** EXCERPTED RECORDS **

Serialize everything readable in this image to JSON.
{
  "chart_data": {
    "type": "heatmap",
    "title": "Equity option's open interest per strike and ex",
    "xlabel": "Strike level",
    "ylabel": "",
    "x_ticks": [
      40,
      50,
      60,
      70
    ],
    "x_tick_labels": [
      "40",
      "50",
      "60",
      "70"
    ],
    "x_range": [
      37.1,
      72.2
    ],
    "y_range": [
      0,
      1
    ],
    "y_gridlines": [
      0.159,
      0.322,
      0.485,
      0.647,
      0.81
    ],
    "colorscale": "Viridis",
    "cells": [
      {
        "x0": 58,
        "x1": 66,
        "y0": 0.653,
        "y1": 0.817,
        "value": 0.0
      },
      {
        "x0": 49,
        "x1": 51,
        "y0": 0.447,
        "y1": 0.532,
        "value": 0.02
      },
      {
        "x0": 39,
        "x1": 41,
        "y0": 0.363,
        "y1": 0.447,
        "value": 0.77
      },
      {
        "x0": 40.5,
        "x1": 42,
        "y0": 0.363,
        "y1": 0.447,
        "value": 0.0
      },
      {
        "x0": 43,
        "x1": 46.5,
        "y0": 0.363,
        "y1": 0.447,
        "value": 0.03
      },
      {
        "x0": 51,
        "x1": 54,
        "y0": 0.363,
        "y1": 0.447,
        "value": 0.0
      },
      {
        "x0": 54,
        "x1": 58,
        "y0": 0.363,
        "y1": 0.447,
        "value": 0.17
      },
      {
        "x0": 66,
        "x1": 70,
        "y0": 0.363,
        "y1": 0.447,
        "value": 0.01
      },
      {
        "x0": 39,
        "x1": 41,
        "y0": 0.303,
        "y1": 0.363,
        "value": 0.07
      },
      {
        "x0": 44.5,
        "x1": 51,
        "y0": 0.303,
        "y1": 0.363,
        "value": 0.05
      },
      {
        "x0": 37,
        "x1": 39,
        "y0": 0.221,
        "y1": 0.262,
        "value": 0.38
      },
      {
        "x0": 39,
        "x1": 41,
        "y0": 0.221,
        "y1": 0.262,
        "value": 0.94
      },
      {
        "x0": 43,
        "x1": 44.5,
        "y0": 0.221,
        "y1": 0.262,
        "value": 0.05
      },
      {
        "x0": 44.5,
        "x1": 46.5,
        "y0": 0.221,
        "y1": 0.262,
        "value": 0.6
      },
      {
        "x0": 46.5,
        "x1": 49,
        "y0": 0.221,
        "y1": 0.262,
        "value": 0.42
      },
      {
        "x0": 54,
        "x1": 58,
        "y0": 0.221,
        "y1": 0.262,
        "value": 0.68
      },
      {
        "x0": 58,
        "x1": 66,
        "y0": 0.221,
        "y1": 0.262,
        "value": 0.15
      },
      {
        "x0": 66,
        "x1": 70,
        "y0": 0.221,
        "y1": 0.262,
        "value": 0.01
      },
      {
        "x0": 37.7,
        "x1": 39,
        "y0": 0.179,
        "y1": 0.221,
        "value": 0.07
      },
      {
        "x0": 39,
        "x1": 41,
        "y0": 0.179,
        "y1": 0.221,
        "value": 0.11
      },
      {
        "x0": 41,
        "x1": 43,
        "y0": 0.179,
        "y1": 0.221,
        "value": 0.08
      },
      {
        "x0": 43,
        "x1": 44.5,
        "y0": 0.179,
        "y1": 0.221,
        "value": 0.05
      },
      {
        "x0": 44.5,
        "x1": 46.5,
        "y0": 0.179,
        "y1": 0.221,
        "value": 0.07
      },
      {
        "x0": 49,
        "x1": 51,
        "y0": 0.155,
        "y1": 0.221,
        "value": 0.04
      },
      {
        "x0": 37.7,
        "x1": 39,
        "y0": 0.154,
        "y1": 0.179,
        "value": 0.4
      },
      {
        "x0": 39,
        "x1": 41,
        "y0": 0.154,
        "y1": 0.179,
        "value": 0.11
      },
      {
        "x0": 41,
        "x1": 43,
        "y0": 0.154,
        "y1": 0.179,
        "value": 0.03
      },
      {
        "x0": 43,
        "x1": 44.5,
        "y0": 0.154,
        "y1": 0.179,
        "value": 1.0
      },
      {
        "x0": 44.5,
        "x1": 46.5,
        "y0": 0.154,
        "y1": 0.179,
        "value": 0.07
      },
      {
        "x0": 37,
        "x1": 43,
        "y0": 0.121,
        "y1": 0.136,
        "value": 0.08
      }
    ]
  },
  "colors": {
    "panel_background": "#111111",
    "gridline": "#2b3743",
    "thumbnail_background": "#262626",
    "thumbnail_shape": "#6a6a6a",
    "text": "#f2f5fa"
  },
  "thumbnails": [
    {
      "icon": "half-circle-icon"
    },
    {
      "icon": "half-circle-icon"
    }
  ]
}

** YOUR INSTRUCTIONS **
Write the complete data out, exactly as above.

** FULL OUTPUT **
Serialize everything readable in this image to JSON.
{
  "chart_data": {
    "type": "heatmap",
    "title": "Equity option's open interest per strike and ex",
    "xlabel": "Strike level",
    "ylabel": "",
    "x_ticks": [
      40,
      50,
      60,
      70
    ],
    "x_tick_labels": [
      "40",
      "50",
      "60",
      "70"
    ],
    "x_range": [
      37.1,
      72.2
    ],
    "y_range": [
      0,
      1
    ],
    "y_gridlines": [
      0.159,
      0.322,
      0.485,
      0.647,
      0.81
    ],
    "colorscale": "Viridis",
    "cells": [
      {
        "x0": 58,
        "x1": 66,
        "y0": 0.653,
        "y1": 0.817,
        "value": 0.0
      },
      {
        "x0": 49,
        "x1": 51,
        "y0": 0.447,
        "y1": 0.532,
        "value": 0.02
      },
      {
        "x0": 39,
        "x1": 41,
        "y0": 0.363,
        "y1": 0.447,
        "value": 0.77
      },
      {
        "x0": 40.5,
        "x1": 42,
        "y0": 0.363,
        "y1": 0.447,
        "value": 0.0
      },
      {
        "x0": 43,
        "x1": 46.5,
        "y0": 0.363,
        "y1": 0.447,
        "value": 0.03
      },
      {
        "x0": 51,
        "x1": 54,
        "y0": 0.363,
        "y1": 0.447,
        "value": 0.0
      },
      {
        "x0": 54,
        "x1": 58,
        "y0": 0.363,
        "y1": 0.447,
        "value": 0.17
      },
      {
        "x0": 66,
        "x1": 70,
        "y0": 0.363,
        "y1": 0.447,
        "value": 0.01
      },
      {
        "x0": 39,
        "x1": 41,
        "y0": 0.303,
        "y1": 0.363,
        "value": 0.07
      },
      {
        "x0": 44.5,
        "x1": 51,
        "y0": 0.303,
        "y1": 0.363,
        "value": 0.05
      },
      {
        "x0": 37,
        "x1": 39,
        "y0": 0.221,
        "y1": 0.262,
        "value": 0.38
      },
      {
        "x0": 39,
        "x1": 41,
        "y0": 0.221,
        "y1": 0.262,
        "value": 0.94
      },
      {
        "x0": 43,
        "x1": 44.5,
        "y0": 0.221,
        "y1": 0.262,
        "value": 0.05
      },
      {
        "x0": 44.5,
        "x1": 46.5,
        "y0": 0.221,
        "y1": 0.262,
        "value": 0.6
      },
      {
        "x0": 46.5,
        "x1": 49,
        "y0": 0.221,
        "y1": 0.262,
        "value": 0.42
      },
      {
        "x0": 54,
        "x1": 58,
        "y0": 0.221,
        "y1": 0.262,
        "value": 0.68
      },
      {
        "x0": 58,
        "x1": 66,
        "y0": 0.221,
        "y1": 0.262,
        "value": 0.15
      },
      {
        "x0": 66,
        "x1": 70,
        "y0": 0.221,
        "y1": 0.262,
        "value": 0.01
      },
      {
        "x0": 37.7,
        "x1": 39,
        "y0": 0.179,
        "y1": 0.221,
        "value": 0.07
      },
      {
        "x0": 39,
        "x1": 41,
        "y0": 0.179,
        "y1": 0.221,
        "value": 0.11
      },
      {
        "x0": 41,
        "x1": 43,
        "y0": 0.179,
        "y1": 0.221,
        "value": 0.08
      },
      {
        "x0": 43,
        "x1": 44.5,
        "y0": 0.179,
        "y1": 0.221,
        "value": 0.05
      },
      {
        "x0": 44.5,
        "x1": 46.5,
        "y0": 0.179,
        "y1": 0.221,
        "value": 0.07
      },
      {
        "x0": 49,
        "x1": 51,
        "y0": 0.155,
        "y1": 0.221,
        "value": 0.04
      },
      {
        "x0": 37.7,
        "x1": 39,
        "y0": 0.154,
        "y1": 0.179,
        "value": 0.4
      },
      {
        "x0": 39,
        "x1": 41,
        "y0": 0.154,
        "y1": 0.179,
        "value": 0.11
      },
      {
        "x0": 41,
        "x1": 43,
        "y0": 0.154,
        "y1": 0.179,
        "value": 0.03
      },
      {
        "x0": 43,
        "x1": 44.5,
        "y0": 0.154,
        "y1": 0.179,
        "value": 1.0
      },
      {
        "x0": 44.5,
        "x1": 46.5,
        "y0": 0.154,
        "y1": 0.179,
        "value": 0.07
      },
      {
        "x0": 37,
        "x1": 43,
        "y0": 0.121,
        "y1": 0.136,
        "value": 0.08
      }
    ]
  },
  "colors": {
    "panel_background": "#111111",
    "gridline": "#2b3743",
    "thumbnail_background": "#262626",
    "thumbnail_shape": "#6a6a6a",
    "text": "#f2f5fa"
  },
  "thumbnails": [
    {
      "icon": "half-circle-icon"
    },
    {
      "icon": "half-circle-icon"
    }
  ]
}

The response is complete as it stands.